**Exercise brief**
Look at each line of the records and count those with "JSON" in them. Please answer with the count alone.
------------------------------------
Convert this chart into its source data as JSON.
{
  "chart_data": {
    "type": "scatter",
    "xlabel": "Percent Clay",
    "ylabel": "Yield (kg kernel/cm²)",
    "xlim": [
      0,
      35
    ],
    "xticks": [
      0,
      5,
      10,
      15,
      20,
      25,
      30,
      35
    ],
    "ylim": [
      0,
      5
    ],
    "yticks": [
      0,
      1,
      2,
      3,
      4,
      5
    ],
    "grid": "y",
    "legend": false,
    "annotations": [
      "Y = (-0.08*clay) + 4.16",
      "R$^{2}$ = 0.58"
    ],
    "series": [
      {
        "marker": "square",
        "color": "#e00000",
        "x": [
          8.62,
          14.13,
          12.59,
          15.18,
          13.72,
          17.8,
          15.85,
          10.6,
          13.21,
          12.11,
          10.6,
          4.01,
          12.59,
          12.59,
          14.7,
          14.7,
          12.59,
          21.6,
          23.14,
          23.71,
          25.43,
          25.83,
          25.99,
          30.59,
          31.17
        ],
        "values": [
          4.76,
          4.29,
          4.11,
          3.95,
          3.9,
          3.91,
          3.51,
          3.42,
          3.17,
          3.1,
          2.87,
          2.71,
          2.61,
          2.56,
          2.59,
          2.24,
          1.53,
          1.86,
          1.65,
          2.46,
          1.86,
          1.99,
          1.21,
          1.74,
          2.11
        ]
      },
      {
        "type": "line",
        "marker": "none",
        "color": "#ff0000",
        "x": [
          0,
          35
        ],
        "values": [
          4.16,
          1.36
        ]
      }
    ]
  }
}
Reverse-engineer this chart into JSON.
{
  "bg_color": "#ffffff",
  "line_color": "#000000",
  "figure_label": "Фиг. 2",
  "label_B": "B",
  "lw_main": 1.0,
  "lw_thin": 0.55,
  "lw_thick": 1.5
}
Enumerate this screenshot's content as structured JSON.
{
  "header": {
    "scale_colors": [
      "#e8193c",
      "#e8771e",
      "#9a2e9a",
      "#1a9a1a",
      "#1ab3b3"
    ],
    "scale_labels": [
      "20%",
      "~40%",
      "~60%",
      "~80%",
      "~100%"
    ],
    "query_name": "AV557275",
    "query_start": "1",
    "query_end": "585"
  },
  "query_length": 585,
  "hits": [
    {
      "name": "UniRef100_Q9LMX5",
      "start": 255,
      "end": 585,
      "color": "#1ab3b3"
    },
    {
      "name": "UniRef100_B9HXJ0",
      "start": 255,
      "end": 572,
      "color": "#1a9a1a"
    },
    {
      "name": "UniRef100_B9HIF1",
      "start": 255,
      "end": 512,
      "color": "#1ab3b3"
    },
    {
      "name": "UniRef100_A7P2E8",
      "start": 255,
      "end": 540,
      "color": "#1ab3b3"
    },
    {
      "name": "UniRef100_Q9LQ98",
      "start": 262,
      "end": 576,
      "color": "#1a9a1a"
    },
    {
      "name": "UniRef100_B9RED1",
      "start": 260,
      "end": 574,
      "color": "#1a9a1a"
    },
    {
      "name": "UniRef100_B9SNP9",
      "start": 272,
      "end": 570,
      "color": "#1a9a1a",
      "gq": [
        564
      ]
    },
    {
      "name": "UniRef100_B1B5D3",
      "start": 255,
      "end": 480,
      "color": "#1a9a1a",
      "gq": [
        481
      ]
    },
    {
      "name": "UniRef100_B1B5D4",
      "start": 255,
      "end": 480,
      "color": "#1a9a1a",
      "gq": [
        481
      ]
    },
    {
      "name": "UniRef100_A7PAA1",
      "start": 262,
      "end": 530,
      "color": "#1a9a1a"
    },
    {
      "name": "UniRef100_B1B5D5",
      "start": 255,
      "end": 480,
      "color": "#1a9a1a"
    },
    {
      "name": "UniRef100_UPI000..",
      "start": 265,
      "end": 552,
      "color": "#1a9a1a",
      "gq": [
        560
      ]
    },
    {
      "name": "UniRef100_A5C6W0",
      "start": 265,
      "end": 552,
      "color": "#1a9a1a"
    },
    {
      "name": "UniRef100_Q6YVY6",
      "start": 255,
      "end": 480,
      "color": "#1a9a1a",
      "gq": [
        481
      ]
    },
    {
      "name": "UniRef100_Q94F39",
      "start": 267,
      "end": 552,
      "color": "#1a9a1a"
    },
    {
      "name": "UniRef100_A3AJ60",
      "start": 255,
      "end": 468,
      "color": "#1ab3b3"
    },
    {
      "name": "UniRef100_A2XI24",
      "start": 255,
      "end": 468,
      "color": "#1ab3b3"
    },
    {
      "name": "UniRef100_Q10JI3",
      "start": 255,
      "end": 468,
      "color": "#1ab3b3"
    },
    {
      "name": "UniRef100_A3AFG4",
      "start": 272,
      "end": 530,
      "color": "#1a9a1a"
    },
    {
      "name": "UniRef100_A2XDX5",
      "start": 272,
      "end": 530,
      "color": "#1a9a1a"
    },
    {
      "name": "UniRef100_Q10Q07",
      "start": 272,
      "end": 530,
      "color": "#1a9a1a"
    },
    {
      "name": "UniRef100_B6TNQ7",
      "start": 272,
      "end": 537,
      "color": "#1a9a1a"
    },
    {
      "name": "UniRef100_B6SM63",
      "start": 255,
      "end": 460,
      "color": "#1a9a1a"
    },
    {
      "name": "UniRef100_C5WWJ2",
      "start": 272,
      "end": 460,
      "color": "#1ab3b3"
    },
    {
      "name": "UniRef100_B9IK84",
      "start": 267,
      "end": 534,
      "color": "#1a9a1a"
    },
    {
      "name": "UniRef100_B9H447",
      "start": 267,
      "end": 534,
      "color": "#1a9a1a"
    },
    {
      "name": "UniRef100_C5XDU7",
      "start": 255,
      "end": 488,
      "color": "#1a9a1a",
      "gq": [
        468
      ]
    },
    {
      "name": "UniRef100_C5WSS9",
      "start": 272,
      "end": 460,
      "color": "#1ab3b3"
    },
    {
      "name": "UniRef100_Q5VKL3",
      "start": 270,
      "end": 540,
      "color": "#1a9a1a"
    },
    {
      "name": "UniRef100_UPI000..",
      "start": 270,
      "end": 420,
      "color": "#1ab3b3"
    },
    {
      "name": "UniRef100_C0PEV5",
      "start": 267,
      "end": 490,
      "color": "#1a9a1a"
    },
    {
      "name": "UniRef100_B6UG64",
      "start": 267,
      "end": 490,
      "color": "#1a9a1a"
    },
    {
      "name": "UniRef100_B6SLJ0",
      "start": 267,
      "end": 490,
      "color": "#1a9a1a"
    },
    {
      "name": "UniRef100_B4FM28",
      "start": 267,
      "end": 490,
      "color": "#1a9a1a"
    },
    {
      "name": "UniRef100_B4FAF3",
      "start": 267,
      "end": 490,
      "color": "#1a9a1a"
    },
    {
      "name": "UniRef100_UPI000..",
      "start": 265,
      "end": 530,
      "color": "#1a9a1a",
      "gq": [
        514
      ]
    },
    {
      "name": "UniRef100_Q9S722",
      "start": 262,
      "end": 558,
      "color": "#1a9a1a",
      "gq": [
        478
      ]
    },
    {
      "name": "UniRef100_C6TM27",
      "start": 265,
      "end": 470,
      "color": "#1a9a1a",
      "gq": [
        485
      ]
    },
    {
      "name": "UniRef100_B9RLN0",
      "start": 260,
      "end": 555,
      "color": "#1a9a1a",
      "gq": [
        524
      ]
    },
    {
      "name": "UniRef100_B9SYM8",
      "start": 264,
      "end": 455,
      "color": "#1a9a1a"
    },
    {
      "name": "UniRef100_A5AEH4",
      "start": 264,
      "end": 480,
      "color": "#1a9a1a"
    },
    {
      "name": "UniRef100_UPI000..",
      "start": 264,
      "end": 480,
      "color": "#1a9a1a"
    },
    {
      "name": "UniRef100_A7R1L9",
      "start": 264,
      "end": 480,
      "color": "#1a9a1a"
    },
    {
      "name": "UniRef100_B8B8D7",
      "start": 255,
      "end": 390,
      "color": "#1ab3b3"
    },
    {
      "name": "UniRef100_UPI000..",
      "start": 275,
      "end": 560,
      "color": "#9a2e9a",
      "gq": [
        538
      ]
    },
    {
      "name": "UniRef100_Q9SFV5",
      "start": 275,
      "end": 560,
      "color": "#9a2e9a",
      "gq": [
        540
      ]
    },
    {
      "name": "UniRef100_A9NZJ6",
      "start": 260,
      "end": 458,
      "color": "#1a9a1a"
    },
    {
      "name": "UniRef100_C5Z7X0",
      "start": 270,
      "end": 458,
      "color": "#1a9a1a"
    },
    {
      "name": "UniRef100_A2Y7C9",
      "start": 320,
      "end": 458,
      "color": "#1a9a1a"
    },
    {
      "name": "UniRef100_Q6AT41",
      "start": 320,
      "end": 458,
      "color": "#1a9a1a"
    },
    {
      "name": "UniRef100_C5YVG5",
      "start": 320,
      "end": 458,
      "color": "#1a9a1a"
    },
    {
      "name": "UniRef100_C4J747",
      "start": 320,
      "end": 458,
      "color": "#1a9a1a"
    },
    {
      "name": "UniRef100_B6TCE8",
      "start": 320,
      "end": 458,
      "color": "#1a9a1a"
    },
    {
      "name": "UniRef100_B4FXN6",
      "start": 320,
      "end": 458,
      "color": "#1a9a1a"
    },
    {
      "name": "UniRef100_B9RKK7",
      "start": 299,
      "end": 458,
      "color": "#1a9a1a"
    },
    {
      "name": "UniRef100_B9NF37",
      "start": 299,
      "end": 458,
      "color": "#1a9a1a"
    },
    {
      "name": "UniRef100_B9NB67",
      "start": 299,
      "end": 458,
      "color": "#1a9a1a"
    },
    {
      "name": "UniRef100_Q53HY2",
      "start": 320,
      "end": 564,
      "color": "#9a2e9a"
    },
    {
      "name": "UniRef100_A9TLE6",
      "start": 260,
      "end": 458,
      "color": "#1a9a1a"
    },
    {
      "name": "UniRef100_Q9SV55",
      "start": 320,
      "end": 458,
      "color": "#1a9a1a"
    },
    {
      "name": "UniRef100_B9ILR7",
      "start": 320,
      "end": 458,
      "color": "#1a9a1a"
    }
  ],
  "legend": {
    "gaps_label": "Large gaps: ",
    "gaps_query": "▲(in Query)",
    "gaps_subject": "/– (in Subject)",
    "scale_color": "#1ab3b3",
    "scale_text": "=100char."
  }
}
------------------------------------
**Solution to this task**
3